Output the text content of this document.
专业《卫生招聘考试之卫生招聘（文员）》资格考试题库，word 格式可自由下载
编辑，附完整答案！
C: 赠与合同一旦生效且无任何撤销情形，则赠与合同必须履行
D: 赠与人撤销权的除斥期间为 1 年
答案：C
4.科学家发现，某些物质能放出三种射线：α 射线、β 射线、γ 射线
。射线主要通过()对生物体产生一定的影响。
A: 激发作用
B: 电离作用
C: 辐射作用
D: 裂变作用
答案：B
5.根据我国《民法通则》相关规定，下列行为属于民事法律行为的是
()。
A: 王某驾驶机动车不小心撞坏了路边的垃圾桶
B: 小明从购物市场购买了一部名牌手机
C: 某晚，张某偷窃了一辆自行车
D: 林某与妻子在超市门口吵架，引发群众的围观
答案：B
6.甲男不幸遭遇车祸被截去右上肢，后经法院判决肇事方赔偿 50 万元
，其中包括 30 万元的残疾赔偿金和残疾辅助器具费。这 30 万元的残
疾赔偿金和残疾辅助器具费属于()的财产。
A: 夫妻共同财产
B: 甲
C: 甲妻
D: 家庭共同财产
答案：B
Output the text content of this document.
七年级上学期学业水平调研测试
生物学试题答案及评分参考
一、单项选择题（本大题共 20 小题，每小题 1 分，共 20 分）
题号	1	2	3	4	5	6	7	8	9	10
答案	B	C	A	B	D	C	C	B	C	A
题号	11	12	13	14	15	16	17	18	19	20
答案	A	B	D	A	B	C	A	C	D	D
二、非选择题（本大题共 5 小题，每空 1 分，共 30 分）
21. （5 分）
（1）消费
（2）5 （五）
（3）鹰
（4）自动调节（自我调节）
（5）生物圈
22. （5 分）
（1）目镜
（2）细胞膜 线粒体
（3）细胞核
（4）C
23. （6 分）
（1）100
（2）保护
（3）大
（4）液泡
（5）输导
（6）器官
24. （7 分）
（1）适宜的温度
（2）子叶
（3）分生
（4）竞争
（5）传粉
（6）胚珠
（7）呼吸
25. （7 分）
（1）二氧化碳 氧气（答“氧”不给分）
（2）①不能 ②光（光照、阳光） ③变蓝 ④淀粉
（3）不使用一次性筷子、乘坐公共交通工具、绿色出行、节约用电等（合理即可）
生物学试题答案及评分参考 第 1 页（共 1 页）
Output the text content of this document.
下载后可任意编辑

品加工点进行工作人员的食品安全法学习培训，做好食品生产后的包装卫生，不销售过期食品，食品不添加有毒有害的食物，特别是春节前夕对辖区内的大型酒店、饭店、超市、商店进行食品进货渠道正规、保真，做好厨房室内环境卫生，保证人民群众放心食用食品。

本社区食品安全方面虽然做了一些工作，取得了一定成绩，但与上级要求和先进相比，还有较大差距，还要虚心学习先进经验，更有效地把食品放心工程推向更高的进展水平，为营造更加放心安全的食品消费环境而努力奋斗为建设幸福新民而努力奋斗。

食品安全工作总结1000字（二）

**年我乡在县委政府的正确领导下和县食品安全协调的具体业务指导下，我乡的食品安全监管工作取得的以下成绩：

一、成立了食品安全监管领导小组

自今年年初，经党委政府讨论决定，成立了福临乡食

============================================================

**CHALLENGE:**
Sift through the entries and copy every line with "本大题共".

**TASK RESULT:**
一、单项选择题（本大题共 20 小题，每小题 1 分，共 20 分）
二、非选择题（本大题共 5 小题，每空 1 分，共 30 分）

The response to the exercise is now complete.